╭─ MATERIAL

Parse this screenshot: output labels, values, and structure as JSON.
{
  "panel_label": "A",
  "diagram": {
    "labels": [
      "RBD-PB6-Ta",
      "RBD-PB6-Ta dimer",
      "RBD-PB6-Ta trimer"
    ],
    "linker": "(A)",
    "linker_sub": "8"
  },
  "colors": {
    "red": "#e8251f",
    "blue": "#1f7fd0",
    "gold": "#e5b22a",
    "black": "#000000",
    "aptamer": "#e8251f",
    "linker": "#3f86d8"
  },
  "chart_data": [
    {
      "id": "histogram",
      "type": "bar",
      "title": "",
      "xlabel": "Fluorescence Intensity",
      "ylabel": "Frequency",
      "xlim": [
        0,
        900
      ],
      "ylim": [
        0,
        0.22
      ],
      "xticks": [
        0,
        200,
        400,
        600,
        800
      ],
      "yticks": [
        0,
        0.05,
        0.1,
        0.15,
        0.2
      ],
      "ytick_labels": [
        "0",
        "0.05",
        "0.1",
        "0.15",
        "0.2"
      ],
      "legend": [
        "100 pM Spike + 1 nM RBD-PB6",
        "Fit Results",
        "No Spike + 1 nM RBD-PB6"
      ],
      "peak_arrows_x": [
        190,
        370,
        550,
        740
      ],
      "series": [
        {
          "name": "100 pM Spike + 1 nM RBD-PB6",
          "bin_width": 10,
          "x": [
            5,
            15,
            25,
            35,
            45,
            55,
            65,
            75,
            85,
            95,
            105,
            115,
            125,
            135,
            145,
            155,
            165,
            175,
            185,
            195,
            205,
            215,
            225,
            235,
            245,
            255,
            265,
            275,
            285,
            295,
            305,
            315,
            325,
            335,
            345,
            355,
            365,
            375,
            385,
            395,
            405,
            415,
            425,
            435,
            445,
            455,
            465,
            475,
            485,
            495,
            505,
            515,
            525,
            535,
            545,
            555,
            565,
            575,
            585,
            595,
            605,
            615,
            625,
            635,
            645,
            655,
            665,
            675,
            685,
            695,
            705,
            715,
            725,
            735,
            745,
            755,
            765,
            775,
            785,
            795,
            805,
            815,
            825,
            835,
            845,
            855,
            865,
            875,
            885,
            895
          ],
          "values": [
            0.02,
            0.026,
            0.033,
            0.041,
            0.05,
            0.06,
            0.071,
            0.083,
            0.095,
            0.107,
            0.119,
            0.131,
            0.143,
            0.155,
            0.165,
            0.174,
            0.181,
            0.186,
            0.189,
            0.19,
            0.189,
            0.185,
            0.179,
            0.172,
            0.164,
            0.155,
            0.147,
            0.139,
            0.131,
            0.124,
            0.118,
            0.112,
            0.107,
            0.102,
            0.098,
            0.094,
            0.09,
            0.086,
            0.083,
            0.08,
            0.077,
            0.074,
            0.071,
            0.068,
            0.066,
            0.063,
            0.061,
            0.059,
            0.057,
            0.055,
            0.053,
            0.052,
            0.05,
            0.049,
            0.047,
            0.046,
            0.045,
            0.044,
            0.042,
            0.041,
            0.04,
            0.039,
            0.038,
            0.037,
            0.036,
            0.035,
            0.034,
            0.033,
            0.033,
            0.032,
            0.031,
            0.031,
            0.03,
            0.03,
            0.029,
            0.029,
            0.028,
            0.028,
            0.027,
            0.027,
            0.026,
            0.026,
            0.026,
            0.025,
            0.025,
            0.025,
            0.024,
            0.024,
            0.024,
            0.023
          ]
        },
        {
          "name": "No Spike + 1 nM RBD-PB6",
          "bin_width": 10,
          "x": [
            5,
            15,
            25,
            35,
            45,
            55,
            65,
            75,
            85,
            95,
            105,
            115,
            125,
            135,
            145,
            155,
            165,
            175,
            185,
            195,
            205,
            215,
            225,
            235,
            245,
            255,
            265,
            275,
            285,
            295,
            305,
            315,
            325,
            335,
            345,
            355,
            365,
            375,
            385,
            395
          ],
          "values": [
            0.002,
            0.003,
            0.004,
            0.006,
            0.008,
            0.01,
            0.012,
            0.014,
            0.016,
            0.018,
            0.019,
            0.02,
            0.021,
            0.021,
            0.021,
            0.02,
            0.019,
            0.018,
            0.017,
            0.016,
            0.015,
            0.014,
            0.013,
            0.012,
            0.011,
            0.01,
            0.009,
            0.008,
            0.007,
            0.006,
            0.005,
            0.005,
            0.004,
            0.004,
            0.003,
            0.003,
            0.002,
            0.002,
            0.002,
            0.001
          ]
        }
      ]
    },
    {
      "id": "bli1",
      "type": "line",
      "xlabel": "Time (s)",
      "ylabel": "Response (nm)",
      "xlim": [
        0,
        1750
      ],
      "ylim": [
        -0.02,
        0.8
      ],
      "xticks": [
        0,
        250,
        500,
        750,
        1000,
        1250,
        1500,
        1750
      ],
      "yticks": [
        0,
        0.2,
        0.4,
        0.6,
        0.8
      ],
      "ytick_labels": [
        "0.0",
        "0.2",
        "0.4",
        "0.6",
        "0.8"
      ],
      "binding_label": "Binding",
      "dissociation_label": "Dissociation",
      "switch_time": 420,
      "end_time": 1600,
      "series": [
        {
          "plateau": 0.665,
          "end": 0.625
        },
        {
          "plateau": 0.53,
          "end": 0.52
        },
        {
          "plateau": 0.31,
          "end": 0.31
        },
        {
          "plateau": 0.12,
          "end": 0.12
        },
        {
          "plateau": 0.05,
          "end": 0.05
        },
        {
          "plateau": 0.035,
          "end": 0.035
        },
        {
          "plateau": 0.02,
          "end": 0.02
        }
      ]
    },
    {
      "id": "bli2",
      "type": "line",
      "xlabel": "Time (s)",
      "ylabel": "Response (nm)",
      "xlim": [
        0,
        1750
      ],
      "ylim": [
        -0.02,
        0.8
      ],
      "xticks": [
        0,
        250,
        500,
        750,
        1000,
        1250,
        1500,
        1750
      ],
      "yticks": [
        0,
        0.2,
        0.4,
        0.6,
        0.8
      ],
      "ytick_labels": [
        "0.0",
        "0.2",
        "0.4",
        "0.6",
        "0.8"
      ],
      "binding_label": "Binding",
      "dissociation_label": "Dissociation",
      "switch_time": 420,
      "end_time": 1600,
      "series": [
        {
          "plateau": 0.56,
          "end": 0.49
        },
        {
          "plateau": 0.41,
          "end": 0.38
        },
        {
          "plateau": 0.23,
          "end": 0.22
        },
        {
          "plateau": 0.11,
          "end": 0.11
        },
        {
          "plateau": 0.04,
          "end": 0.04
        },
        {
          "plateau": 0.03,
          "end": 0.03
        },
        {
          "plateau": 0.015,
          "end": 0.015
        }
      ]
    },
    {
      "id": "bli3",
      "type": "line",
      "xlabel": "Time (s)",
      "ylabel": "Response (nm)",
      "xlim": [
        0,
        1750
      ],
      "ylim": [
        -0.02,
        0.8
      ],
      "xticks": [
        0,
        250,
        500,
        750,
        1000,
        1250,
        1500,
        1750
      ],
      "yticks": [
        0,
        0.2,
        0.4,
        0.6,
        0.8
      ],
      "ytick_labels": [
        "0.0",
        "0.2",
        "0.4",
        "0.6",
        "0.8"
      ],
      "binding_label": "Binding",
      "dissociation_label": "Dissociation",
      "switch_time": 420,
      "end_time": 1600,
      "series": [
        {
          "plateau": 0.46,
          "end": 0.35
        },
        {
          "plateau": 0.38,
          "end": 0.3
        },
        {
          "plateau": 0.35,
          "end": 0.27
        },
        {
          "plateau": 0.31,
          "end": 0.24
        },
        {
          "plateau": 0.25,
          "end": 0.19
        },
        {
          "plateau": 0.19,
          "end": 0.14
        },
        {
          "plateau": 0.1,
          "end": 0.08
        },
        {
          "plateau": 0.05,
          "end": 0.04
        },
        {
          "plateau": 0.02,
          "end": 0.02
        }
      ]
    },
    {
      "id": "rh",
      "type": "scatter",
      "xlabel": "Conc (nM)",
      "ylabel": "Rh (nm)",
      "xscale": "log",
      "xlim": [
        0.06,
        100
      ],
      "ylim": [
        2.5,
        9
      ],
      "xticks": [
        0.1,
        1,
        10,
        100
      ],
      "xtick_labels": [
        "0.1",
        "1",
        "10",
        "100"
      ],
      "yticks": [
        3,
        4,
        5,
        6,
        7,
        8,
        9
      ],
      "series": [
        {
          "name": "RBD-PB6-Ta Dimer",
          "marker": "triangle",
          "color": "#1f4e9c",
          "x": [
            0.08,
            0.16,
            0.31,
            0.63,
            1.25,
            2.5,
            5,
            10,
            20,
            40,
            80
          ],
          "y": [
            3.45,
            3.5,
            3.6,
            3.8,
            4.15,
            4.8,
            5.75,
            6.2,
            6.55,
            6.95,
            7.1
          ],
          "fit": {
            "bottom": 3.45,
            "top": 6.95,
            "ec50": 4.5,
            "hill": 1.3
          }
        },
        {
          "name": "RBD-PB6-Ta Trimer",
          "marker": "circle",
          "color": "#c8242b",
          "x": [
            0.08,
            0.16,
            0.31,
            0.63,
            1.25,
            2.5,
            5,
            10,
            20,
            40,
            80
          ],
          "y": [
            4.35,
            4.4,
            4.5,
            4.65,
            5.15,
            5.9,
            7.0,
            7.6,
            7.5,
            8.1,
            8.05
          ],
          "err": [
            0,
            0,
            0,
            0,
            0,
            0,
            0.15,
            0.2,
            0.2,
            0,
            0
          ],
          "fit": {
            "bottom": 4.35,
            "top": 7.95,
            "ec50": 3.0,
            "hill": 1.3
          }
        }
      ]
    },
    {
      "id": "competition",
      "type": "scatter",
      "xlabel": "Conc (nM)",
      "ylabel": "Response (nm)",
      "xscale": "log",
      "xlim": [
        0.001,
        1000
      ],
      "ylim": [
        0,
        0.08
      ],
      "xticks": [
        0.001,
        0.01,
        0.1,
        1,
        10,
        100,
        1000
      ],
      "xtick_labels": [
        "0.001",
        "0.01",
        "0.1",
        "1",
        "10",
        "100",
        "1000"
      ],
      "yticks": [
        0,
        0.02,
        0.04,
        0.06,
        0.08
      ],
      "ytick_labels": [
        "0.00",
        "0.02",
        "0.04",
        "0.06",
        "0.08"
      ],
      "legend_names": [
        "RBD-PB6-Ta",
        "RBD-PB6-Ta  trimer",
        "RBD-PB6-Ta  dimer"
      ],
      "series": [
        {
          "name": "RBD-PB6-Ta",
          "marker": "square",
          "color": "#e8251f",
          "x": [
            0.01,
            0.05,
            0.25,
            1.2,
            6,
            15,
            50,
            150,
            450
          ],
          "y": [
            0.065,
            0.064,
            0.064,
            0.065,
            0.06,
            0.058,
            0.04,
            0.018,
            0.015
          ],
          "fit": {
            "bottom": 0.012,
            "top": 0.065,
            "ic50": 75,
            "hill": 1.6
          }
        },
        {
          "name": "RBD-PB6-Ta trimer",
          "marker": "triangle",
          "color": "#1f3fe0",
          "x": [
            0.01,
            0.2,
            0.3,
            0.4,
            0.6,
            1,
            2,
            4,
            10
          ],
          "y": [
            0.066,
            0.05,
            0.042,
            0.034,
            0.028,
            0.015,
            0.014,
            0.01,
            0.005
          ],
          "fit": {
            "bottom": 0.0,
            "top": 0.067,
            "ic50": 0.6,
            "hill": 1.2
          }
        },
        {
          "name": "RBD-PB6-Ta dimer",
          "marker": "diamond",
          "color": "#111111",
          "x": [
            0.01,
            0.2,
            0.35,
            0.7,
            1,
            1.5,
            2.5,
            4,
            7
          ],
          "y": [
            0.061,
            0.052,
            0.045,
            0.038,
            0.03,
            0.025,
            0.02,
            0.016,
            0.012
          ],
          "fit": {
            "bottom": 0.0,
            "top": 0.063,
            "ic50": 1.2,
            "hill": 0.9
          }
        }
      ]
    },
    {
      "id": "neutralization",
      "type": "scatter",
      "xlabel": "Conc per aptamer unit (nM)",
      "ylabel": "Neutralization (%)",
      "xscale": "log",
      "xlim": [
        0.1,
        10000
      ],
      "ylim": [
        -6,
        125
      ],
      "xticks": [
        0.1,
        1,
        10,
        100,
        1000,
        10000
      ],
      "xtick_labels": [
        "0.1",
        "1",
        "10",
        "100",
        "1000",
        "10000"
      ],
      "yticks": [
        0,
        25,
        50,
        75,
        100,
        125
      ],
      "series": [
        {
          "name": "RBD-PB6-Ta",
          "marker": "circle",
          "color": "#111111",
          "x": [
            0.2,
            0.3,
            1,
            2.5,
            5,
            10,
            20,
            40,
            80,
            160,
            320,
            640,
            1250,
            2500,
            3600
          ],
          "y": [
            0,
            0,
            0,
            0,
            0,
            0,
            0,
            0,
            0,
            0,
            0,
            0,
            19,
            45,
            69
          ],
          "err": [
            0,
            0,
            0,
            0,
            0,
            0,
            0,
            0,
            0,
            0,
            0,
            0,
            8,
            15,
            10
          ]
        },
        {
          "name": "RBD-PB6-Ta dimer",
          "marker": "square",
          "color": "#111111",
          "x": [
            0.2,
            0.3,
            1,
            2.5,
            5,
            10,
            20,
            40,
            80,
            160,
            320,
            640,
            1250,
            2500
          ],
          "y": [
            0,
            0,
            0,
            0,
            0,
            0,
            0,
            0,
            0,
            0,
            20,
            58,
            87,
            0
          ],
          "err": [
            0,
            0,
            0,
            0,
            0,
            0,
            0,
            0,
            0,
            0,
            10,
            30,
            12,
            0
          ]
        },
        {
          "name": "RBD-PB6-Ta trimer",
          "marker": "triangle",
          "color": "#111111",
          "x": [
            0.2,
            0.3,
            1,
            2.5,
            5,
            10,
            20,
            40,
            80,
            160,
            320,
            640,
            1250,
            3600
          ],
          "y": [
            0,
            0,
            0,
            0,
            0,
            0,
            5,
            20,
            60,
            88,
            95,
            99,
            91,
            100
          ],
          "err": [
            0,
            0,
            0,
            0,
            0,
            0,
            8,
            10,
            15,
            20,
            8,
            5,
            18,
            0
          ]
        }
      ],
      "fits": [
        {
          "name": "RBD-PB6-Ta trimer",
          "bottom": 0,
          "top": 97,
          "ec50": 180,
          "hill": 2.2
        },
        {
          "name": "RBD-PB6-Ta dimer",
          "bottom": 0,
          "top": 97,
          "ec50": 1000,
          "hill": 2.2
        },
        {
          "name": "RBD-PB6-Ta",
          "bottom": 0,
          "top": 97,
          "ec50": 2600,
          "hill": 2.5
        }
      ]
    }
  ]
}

╰─

▸ **WHAT THE TASK ASKS**: Give only the number of lines in the listing above that include the string "Spike".

▸ **WRITTEN RESPONSE**: 4